(Dataset entries)
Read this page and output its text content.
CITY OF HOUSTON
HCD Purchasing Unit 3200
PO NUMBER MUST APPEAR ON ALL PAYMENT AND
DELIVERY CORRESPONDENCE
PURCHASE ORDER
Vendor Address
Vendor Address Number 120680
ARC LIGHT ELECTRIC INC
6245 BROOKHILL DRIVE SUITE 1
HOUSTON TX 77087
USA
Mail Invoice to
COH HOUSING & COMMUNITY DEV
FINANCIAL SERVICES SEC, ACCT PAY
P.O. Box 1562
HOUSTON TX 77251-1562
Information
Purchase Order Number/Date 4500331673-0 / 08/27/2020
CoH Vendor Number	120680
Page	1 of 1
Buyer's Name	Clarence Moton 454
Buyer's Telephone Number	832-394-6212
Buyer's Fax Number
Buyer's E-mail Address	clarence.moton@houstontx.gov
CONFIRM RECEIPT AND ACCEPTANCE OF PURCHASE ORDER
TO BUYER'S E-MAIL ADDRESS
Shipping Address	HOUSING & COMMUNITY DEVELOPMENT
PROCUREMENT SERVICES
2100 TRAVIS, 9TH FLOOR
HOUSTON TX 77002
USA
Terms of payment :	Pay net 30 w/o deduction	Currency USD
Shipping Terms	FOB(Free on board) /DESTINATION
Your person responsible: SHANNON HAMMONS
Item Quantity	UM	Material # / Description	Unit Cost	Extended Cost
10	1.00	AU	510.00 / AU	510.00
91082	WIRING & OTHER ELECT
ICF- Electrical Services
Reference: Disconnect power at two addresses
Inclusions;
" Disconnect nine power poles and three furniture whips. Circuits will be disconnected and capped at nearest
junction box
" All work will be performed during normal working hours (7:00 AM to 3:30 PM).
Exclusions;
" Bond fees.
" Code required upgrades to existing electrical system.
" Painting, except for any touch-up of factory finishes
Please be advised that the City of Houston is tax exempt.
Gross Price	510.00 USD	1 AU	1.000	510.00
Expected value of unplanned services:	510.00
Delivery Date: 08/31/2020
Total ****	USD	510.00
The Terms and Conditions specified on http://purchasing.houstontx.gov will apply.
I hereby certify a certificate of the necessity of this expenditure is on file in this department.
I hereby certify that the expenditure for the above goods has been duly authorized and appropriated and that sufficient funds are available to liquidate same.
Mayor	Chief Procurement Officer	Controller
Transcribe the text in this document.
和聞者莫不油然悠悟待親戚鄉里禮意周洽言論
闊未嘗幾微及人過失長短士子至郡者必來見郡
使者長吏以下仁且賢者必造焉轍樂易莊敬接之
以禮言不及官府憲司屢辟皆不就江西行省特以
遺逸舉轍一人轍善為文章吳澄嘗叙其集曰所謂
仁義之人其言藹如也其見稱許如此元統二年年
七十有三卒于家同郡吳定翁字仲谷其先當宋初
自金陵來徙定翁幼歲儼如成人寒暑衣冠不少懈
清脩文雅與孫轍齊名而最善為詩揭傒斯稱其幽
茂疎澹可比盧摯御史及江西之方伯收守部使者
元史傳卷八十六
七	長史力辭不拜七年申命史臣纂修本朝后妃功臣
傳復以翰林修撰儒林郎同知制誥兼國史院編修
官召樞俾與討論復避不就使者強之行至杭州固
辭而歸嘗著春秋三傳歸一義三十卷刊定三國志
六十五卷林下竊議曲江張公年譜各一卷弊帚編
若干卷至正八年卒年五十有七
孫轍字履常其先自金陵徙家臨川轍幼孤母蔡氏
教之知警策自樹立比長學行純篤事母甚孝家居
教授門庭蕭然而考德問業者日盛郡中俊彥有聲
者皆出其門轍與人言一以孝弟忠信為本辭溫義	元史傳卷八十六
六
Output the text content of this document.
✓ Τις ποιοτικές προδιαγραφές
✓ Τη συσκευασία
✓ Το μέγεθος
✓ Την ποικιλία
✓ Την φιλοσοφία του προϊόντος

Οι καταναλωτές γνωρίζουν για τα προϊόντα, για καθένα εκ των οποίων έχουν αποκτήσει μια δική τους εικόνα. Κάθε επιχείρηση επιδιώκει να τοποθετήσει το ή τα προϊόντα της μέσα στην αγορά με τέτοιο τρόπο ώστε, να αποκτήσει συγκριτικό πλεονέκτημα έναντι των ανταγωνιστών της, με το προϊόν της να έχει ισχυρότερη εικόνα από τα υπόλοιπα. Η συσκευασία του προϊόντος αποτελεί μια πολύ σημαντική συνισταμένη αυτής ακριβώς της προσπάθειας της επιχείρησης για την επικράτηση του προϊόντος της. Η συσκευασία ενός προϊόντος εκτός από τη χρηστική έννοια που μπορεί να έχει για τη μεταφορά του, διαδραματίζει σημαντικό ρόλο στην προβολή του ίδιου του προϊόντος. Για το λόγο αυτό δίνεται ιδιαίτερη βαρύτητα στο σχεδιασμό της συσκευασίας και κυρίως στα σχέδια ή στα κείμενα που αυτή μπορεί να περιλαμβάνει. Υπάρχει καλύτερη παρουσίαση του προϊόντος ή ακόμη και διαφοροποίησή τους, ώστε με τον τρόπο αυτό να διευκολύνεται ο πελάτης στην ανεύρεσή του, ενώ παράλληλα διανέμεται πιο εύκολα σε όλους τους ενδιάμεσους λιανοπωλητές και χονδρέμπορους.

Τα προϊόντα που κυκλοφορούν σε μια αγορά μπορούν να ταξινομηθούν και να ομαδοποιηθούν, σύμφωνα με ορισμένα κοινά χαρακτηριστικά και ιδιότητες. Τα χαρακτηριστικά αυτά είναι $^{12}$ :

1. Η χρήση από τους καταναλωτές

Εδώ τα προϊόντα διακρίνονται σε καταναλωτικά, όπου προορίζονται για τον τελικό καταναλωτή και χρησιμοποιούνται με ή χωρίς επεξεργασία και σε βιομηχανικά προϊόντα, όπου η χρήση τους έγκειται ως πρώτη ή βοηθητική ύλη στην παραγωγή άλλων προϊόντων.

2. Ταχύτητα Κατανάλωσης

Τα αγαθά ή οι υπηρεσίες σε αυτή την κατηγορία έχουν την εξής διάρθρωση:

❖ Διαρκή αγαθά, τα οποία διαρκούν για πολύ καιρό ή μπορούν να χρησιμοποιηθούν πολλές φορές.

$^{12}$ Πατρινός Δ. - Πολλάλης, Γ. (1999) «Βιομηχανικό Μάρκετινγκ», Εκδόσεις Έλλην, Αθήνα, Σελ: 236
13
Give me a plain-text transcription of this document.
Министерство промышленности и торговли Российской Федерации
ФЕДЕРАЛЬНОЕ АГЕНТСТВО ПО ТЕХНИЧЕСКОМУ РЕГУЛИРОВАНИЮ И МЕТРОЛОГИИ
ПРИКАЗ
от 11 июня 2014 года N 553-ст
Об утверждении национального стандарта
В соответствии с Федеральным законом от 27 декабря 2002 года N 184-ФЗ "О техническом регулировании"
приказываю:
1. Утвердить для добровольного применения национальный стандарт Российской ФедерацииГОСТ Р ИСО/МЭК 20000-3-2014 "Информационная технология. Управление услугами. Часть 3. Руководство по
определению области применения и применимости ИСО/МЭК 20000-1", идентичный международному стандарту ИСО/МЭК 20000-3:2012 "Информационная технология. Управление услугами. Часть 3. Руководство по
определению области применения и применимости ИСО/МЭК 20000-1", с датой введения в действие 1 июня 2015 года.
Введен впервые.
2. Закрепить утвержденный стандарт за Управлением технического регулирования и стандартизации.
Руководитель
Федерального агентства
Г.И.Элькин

* Short task *
Each line that contains the string "Terms" counts once; say how many there are and nothing else.

* Answer to this problem *
3